Quote, verbatim, all material below, without pictures.

◆ Figure dataset records

---------------

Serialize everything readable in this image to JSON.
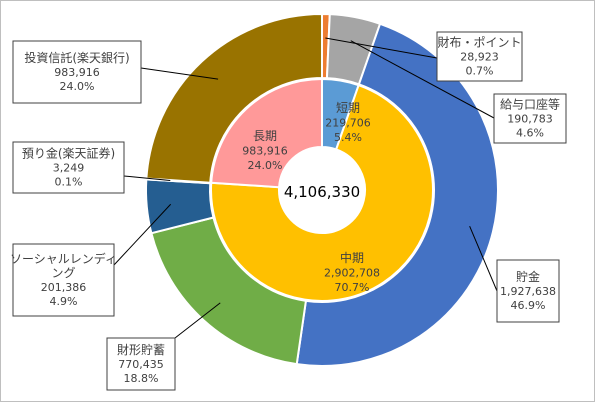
{
  "chart_data": {
    "type": "doughnut",
    "center_label": "4,106,330",
    "inner_ring": {
      "series": [
        {
          "name": "短期",
          "value": 219706,
          "value_label": "219,706",
          "percent_label": "5.4%",
          "color": "#5b9bd5"
        },
        {
          "name": "中期",
          "value": 2902708,
          "value_label": "2,902,708",
          "percent_label": "70.7%",
          "color": "#ffc000"
        },
        {
          "name": "長期",
          "value": 983916,
          "value_label": "983,916",
          "percent_label": "24.0%",
          "color": "#ff9999"
        }
      ]
    },
    "outer_ring": {
      "series": [
        {
          "name": "財布・ポイント",
          "value": 28923,
          "value_label": "28,923",
          "percent_label": "0.7%",
          "color": "#ed7d31"
        },
        {
          "name": "給与口座等",
          "value": 190783,
          "value_label": "190,783",
          "percent_label": "4.6%",
          "color": "#a5a5a5"
        },
        {
          "name": "貯金",
          "value": 1927638,
          "value_label": "1,927,638",
          "percent_label": "46.9%",
          "color": "#4472c4"
        },
        {
          "name": "財形貯蓄",
          "value": 770435,
          "value_label": "770,435",
          "percent_label": "18.8%",
          "color": "#70ad47"
        },
        {
          "name": "ソーシャルレンディング",
          "value": 201386,
          "value_label": "201,386",
          "percent_label": "4.9%",
          "color": "#255e91"
        },
        {
          "name": "預り金(楽天証券)",
          "value": 3249,
          "value_label": "3,249",
          "percent_label": "0.1%",
          "color": "#636363"
        },
        {
          "name": "投資信託(楽天銀行)",
          "value": 983916,
          "value_label": "983,916",
          "percent_label": "24.0%",
          "color": "#997300"
        }
      ]
    }
  }
}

---------------

◆ ANSWER IN FULL
Serialize everything readable in this image to JSON.
{
  "chart_data": {
    "type": "doughnut",
    "center_label": "4,106,330",
    "inner_ring": {
      "series": [
        {
          "name": "短期",
          "value": 219706,
          "value_label": "219,706",
          "percent_label": "5.4%",
          "color": "#5b9bd5"
        },
        {
          "name": "中期",
          "value": 2902708,
          "value_label": "2,902,708",
          "percent_label": "70.7%",
          "color": "#ffc000"
        },
        {
          "name": "長期",
          "value": 983916,
          "value_label": "983,916",
          "percent_label": "24.0%",
          "color": "#ff9999"
        }
      ]
    },
    "outer_ring": {
      "series": [
        {
          "name": "財布・ポイント",
          "value": 28923,
          "value_label": "28,923",
          "percent_label": "0.7%",
          "color": "#ed7d31"
        },
        {
          "name": "給与口座等",
          "value": 190783,
          "value_label": "190,783",
          "percent_label": "4.6%",
          "color": "#a5a5a5"
        },
        {
          "name": "貯金",
          "value": 1927638,
          "value_label": "1,927,638",
          "percent_label": "46.9%",
          "color": "#4472c4"
        },
        {
          "name": "財形貯蓄",
          "value": 770435,
          "value_label": "770,435",
          "percent_label": "18.8%",
          "color": "#70ad47"
        },
        {
          "name": "ソーシャルレンディング",
          "value": 201386,
          "value_label": "201,386",
          "percent_label": "4.9%",
          "color": "#255e91"
        },
        {
          "name": "預り金(楽天証券)",
          "value": 3249,
          "value_label": "3,249",
          "percent_label": "0.1%",
          "color": "#636363"
        },
        {
          "name": "投資信託(楽天銀行)",
          "value": 983916,
          "value_label": "983,916",
          "percent_label": "24.0%",
          "color": "#997300"
        }
      ]
    }
  }
}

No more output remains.